_Source data_
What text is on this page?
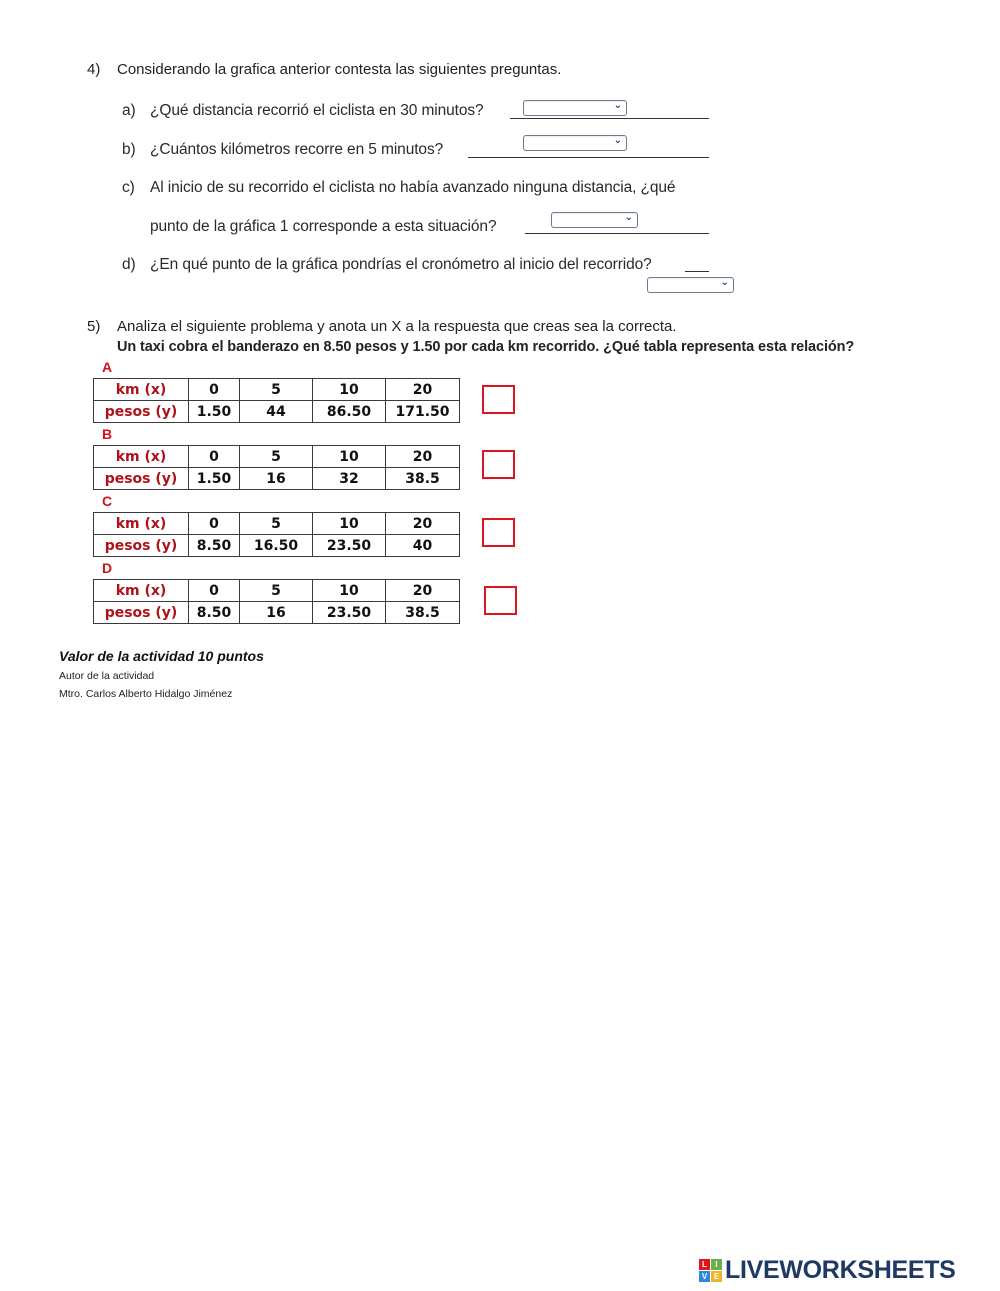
4) Considerando la grafica anterior contesta las siguientes preguntas.
a) ¿Qué distancia recorrió el ciclista en 30 minutos?	⌄
b) ¿Cuántos kilómetros recorre en 5 minutos?
⌄
c) Al inicio de su recorrido el ciclista no había avanzado ninguna distancia, ¿qué
punto de la gráfica 1 corresponde a esta situación?
⌄
d) ¿En qué punto de la gráfica pondrías el cronómetro al inicio del recorrido?
⌄
5) Analiza el siguiente problema y anota un X a la respuesta que creas sea la correcta.
Un taxi cobra el banderazo en 8.50 pesos y 1.50 por cada km recorrido. ¿Qué tabla representa esta relación?
A
km (x)	0	5	10	20
pesos (y)	1.50	44	86.50	171.50
B
km (x)	0	5	10	20
pesos (y)	1.50	16	32	38.5
C
km (x)	0	5	10	20
pesos (y)	8.50	16.50	23.50	40
D
km (x)	0	5	10	20
pesos (y)	8.50	16	23.50	38.5
Valor de la actividad 10 puntos
Autor de la actividad
Mtro. Carlos Alberto Hidalgo Jiménez
L	I
V E LIVEWORKSHEETS
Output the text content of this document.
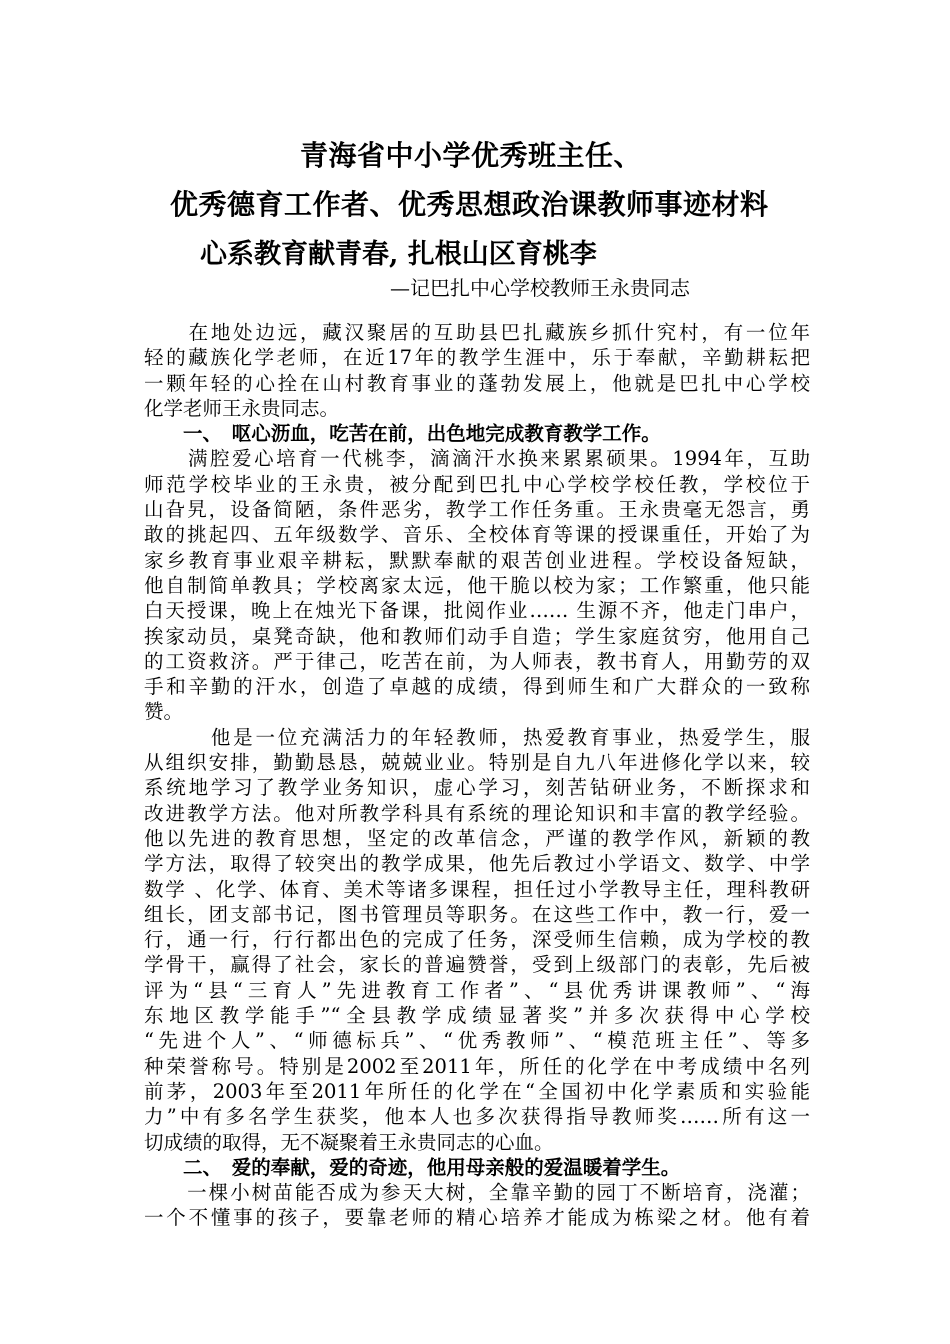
青海省中小学优秀班主任、
优秀德育工作者、优秀思想政治课教师事迹材料
心系教育献青春, 扎根山区育桃李
—记巴扎中心学校教师王永贵同志
　　在地处边远，藏汉聚居的互助县巴扎藏族乡抓什究村，有一位年
轻的藏族化学老师，在近17年的教学生涯中，乐于奉献，辛勤耕耘把
一颗年轻的心拴在山村教育事业的蓬勃发展上，他就是巴扎中心学校
化学老师王永贵同志。
　　一、　呕心沥血，吃苦在前，出色地完成教育教学工作。
　　满腔爱心培育一代桃李，滴滴汗水换来累累硕果。1994年，互助
师范学校毕业的王永贵，被分配到巴扎中心学校学校任教，学校位于
山旮旯，设备简陋，条件恶劣，教学工作任务重。王永贵毫无怨言，勇
敢的挑起四、五年级数学、音乐、全校体育等课的授课重任，开始了为
家乡教育事业艰辛耕耘，默默奉献的艰苦创业进程。学校设备短缺，
他自制简单教具；学校离家太远，他干脆以校为家；工作繁重，他只能
白天授课，晚上在烛光下备课，批阅作业…… 生源不齐，他走门串户，
挨家动员，桌凳奇缺，他和教师们动手自造；学生家庭贫穷，他用自己
的工资救济。严于律己，吃苦在前，为人师表，教书育人，用勤劳的双
手和辛勤的汗水，创造了卓越的成绩，得到师生和广大群众的一致称
赞。
　　　他是一位充满活力的年轻教师，热爱教育事业，热爱学生，服
从组织安排，勤勤恳恳，兢兢业业。特别是自九八年进修化学以来，较
系统地学习了教学业务知识，虚心学习，刻苦钻研业务，不断探求和
改进教学方法。他对所教学科具有系统的理论知识和丰富的教学经验。
他以先进的教育思想，坚定的改革信念，严谨的教学作风，新颖的教
学方法，取得了较突出的教学成果，他先后教过小学语文、数学、中学
数学 、化学、体育、美术等诸多课程，担任过小学教导主任，理科教研
组长，团支部书记，图书管理员等职务。在这些工作中，教一行，爱一
行，通一行，行行都出色的完成了任务，深受师生信赖，成为学校的教
学骨干，赢得了社会，家长的普遍赞誉，受到上级部门的表彰，先后被
评为“县“三育人”先进教育工作者”、“县优秀讲课教师”、“海
东地区教学能手”“全县教学成绩显著奖”并多次获得中心学校
“先进个人”、“师德标兵”、“优秀教师”、“模范班主任”、等多
种荣誉称号。特别是2002至2011年，所任的化学在中考成绩中名列
前茅，2003年至2011年所任的化学在“全国初中化学素质和实验能
力”中有多名学生获奖，他本人也多次获得指导教师奖……所有这一
切成绩的取得，无不凝聚着王永贵同志的心血。
　　二、　爱的奉献，爱的奇迹，他用母亲般的爱温暖着学生。
　　一棵小树苗能否成为参天大树，全靠辛勤的园丁不断培育，浇灌；
一个不懂事的孩子，要靠老师的精心培养才能成为栋梁之材。他有着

_What you will do_
Give back all entries exactly. No pictures belong in the copy.

_Solution for this problem_
What text is on this page?
4) Considerando la grafica anterior contesta las siguientes preguntas.
a) ¿Qué distancia recorrió el ciclista en 30 minutos?	⌄
b) ¿Cuántos kilómetros recorre en 5 minutos?
⌄
c) Al inicio de su recorrido el ciclista no había avanzado ninguna distancia, ¿qué
punto de la gráfica 1 corresponde a esta situación?
⌄
d) ¿En qué punto de la gráfica pondrías el cronómetro al inicio del recorrido?
⌄
5) Analiza el siguiente problema y anota un X a la respuesta que creas sea la correcta.
Un taxi cobra el banderazo en 8.50 pesos y 1.50 por cada km recorrido. ¿Qué tabla representa esta relación?
A
km (x)	0	5	10	20
pesos (y)	1.50	44	86.50	171.50
B
km (x)	0	5	10	20
pesos (y)	1.50	16	32	38.5
C
km (x)	0	5	10	20
pesos (y)	8.50	16.50	23.50	40
D
km (x)	0	5	10	20
pesos (y)	8.50	16	23.50	38.5
Valor de la actividad 10 puntos
Autor de la actividad
Mtro. Carlos Alberto Hidalgo Jiménez
L	I
V E LIVEWORKSHEETS
Output the text content of this document.
青海省中小学优秀班主任、
优秀德育工作者、优秀思想政治课教师事迹材料
心系教育献青春, 扎根山区育桃李
—记巴扎中心学校教师王永贵同志
　　在地处边远，藏汉聚居的互助县巴扎藏族乡抓什究村，有一位年
轻的藏族化学老师，在近17年的教学生涯中，乐于奉献，辛勤耕耘把
一颗年轻的心拴在山村教育事业的蓬勃发展上，他就是巴扎中心学校
化学老师王永贵同志。
　　一、　呕心沥血，吃苦在前，出色地完成教育教学工作。
　　满腔爱心培育一代桃李，滴滴汗水换来累累硕果。1994年，互助
师范学校毕业的王永贵，被分配到巴扎中心学校学校任教，学校位于
山旮旯，设备简陋，条件恶劣，教学工作任务重。王永贵毫无怨言，勇
敢的挑起四、五年级数学、音乐、全校体育等课的授课重任，开始了为
家乡教育事业艰辛耕耘，默默奉献的艰苦创业进程。学校设备短缺，
他自制简单教具；学校离家太远，他干脆以校为家；工作繁重，他只能
白天授课，晚上在烛光下备课，批阅作业…… 生源不齐，他走门串户，
挨家动员，桌凳奇缺，他和教师们动手自造；学生家庭贫穷，他用自己
的工资救济。严于律己，吃苦在前，为人师表，教书育人，用勤劳的双
手和辛勤的汗水，创造了卓越的成绩，得到师生和广大群众的一致称
赞。
　　　他是一位充满活力的年轻教师，热爱教育事业，热爱学生，服
从组织安排，勤勤恳恳，兢兢业业。特别是自九八年进修化学以来，较
系统地学习了教学业务知识，虚心学习，刻苦钻研业务，不断探求和
改进教学方法。他对所教学科具有系统的理论知识和丰富的教学经验。
他以先进的教育思想，坚定的改革信念，严谨的教学作风，新颖的教
学方法，取得了较突出的教学成果，他先后教过小学语文、数学、中学
数学 、化学、体育、美术等诸多课程，担任过小学教导主任，理科教研
组长，团支部书记，图书管理员等职务。在这些工作中，教一行，爱一
行，通一行，行行都出色的完成了任务，深受师生信赖，成为学校的教
学骨干，赢得了社会，家长的普遍赞誉，受到上级部门的表彰，先后被
评为“县“三育人”先进教育工作者”、“县优秀讲课教师”、“海
东地区教学能手”“全县教学成绩显著奖”并多次获得中心学校
“先进个人”、“师德标兵”、“优秀教师”、“模范班主任”、等多
种荣誉称号。特别是2002至2011年，所任的化学在中考成绩中名列
前茅，2003年至2011年所任的化学在“全国初中化学素质和实验能
力”中有多名学生获奖，他本人也多次获得指导教师奖……所有这一
切成绩的取得，无不凝聚着王永贵同志的心血。
　　二、　爱的奉献，爱的奇迹，他用母亲般的爱温暖着学生。
　　一棵小树苗能否成为参天大树，全靠辛勤的园丁不断培育，浇灌；
一个不懂事的孩子，要靠老师的精心培养才能成为栋梁之材。他有着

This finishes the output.